_Tasks to carry out:_
a. In the forum discussion about the Occupy movement, what does ChemLady say her use of the word "you" represents?
b. Pick up the forum discussion about the Occupy movement after its last sentence and keep it going.

You really don't have much to offer mainstream groups, unless they need bodies for a demonstration. They have gone a more conventional route and manage to get some legislation passed through the system occupy eschews. Those groups do occasionally ignore political parties, fundraise, and support candidates that will work for their cause. They have political clout, employ lobbyists, and manage to get their agenda moved forward.

An association with occupy comes with a great PR risk. Some of the goals of occupy are being used by politicians, but the group itself is seen as politically dangerous to associate with. My opinion is that you look like an ineffective ally for an established organization. In the end you may have it backwards, other groups will occasionally use occupy, like the unions, but will avoid openly supporting it nationally.

[-] 2 points by MsStacy (1035) 6 years ago

They should have made a move to get their own people elected from the start. What's the point in having encampments all across the country and not bothering to make a coordinated move to organize and use that power?

[-] -1 points by TomTommorow (78) from Hardyston, NJ 6 years ago

I couldn't disagree more, chemlady lot's of the environmentalist and animal rights people would look favorably upon the occupy movment. I know there is a large degree of cross fertilization with such people.

I wasn't so much talking about organized groups that claim to speak for environmentalist and animal rights activist as much as the people themselves.

Also I don't know what you mean by constantly refering to 'you" I sure don't represent or claim to speak for the occupy movement as a whole.

[-] 2 points by ChemLady (576) 6 years ago

OWS and all the occupy encampments are represented by my use of the word "you". I had hope at the beginning of all this that OWS would become a national organization and develop political power through the system. OWS seems to have a sizable group within it that doesn't want to use the current political system, and doesn't want to organize politically or recruit candidates for office.

I see that tendency toward anarchy as leading slowly to defeat. There is already dissent between nonviolent members and proponents of black blocs. The way Occupy appears to the people themselves, even in some of it's own videos, makes it unattractive as an ally.

There is a big difference between my support of getting the money out of politics (or any other worthy OWS goal) and wanting to be associated with an out of control confrontation. My causes are making progress already, why accept the PR risk that goes with a rent-a-mob?

[-] 0 points by TomTommorow (78) from Hardyston, NJ 6 years ago

Well you keep saying you ....you... you...I am not the Occupy Wall Street movement or all the encampments. You don't know who or what I am. I am myself and nothing else.

Also I think the lack of an organization and regular tired old political party like what people are used to may be it's greatest strentgh and not a hinderence.

[-] 1 points by ChemLady (576) 6 years ago

Don't obsess so about the pronoun, we're only sharing opinions. The idea in the post was yours, my response is simply that I see it as a flawed idea. There is no reason for groups that have been successful working within the political system to ally themselves with OWS. OWS has image problems and had chosen not to cultivate any political power or support. That makes OWS a liability to groups that support congress people and employ lobbyists.

The OWS approach of no leaders and a sort of anarchist-libertarian-socialist organization limits OWS ability to get any changes initiated. As though they want someone else to do the work. It seems more designed to wait for the entire system to collapse. I see this as limiting it's appeal to the population in general, and certainly to groups that have had a measure of success.

_Data records:_
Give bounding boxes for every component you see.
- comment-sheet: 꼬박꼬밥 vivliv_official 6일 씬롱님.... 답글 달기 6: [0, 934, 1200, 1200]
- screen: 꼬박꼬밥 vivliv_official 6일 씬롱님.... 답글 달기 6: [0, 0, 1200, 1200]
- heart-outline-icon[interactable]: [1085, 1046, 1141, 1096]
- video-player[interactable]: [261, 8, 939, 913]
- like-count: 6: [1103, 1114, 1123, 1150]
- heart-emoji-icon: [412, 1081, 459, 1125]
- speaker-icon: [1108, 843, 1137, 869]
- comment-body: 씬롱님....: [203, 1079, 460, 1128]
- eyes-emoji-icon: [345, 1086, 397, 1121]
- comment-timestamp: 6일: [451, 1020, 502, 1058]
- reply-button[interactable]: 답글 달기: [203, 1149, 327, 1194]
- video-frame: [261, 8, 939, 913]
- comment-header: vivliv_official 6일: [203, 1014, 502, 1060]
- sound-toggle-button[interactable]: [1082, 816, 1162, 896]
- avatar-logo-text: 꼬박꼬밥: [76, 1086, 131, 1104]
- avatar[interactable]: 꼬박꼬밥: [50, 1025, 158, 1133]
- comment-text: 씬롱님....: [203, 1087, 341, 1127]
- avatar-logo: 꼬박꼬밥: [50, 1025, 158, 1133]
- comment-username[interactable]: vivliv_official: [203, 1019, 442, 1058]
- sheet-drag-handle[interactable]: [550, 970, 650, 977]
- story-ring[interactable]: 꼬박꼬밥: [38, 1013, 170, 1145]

_Answers for this exercise:_
a. OWS and all the occupy encampments.

b.
[-] 2 points by MsStacy (1035) 6 years ago

Occupy isn't one organization, that's it's biggest problem. Of what use could it be to a national organization. It's seen more as liability when out looking for donations, support, or votes.

[-] 2 points by GirlFriday (17435) 6 years ago

I think they already do in some areas. I know they have in NY. Atlanta of course is busy with the 500 a night homeless.

I agree with this. However, in order to move beyond the joining up with any organization that is working towards the good of our society, you will have to work towards the implementation of the change that you want to make. One would think that when you appeal to a state representative or senator that they would be willing to listen to the people.

And I ask, how open do you think the Koch influenced politicians are going to be to environmentalists? I don't understand how some people still don't get this.

[-] 0 points by TomTommorow (78) from Hardyston, NJ 6 years ago

As for the Koch brothers they are hardly the only wealthy financiers who control politicians. There are several of them and they finance politicians in both the major parties not just one.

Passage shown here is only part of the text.